-- BEGIN Data provided --

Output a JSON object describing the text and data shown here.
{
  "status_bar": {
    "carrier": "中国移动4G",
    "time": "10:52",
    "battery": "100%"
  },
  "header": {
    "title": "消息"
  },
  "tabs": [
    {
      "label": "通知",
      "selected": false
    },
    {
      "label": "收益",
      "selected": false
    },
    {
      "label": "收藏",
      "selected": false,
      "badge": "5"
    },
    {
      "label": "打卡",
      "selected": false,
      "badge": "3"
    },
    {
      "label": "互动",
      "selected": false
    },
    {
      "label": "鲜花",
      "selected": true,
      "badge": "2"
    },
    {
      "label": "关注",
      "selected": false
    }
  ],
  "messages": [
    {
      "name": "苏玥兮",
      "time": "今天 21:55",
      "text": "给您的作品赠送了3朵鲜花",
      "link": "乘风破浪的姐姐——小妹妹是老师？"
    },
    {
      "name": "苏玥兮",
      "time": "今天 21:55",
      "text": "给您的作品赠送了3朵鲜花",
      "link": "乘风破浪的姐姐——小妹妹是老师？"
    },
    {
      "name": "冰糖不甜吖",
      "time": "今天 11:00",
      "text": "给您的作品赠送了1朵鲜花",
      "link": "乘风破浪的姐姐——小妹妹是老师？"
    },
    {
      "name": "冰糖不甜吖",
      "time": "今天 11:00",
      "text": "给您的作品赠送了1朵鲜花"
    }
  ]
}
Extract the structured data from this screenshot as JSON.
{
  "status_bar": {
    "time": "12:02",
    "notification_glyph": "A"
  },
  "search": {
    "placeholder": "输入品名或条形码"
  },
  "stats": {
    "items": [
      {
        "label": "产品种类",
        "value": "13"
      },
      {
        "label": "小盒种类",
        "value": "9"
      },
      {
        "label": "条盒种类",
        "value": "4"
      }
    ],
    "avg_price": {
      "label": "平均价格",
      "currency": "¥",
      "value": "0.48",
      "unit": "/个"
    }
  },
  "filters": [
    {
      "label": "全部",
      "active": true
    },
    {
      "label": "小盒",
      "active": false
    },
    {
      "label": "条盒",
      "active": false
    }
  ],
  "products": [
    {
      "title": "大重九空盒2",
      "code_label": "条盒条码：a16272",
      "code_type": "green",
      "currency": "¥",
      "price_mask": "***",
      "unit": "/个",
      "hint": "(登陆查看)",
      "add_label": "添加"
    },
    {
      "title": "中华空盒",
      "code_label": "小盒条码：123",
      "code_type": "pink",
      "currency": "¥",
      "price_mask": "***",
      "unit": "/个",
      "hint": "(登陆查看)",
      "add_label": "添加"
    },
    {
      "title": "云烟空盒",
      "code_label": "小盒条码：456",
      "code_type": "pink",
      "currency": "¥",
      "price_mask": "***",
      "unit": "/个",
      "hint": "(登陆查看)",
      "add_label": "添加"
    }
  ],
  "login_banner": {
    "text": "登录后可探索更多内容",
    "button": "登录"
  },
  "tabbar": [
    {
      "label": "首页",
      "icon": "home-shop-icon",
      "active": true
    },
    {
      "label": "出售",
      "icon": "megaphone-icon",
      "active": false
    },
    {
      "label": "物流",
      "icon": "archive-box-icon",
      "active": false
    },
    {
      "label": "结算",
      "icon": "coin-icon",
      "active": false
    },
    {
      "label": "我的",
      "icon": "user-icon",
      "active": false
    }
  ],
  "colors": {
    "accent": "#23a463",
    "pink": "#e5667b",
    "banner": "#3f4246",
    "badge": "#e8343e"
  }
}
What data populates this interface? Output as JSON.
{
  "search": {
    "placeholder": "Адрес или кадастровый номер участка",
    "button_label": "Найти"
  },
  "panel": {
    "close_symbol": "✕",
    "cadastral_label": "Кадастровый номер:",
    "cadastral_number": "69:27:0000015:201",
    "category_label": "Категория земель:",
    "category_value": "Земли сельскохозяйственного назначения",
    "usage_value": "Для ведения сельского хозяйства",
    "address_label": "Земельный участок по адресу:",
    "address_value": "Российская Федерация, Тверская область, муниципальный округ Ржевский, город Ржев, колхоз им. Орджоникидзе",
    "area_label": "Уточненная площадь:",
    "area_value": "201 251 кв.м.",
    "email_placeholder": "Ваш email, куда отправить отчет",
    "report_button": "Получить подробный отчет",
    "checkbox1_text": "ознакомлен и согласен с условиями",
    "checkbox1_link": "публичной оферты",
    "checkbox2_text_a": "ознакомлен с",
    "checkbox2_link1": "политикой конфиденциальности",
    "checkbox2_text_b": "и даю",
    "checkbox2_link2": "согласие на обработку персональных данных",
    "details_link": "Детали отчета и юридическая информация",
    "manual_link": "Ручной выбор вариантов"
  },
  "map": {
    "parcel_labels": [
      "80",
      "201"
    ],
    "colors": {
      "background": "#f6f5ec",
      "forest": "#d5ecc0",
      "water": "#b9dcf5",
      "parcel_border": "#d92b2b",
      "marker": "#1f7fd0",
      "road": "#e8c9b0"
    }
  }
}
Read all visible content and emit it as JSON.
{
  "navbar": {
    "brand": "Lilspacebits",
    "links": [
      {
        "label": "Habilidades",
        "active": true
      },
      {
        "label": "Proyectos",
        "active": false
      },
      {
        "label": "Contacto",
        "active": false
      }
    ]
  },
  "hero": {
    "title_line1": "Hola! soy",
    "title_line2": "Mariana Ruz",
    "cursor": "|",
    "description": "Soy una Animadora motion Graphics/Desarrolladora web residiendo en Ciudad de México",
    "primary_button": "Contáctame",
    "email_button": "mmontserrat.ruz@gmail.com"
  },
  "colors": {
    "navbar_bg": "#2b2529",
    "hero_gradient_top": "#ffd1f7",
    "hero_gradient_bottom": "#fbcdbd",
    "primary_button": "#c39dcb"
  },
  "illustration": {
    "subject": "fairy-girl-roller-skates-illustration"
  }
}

-- END Data provided --

▶ _Given exercise_
Each line in the listing above that contains "номер" should be copied.

▶ _Answer to this exercise_
    "placeholder": "Адрес или кадастровый номер участка",
    "cadastral_label": "Кадастровый номер:",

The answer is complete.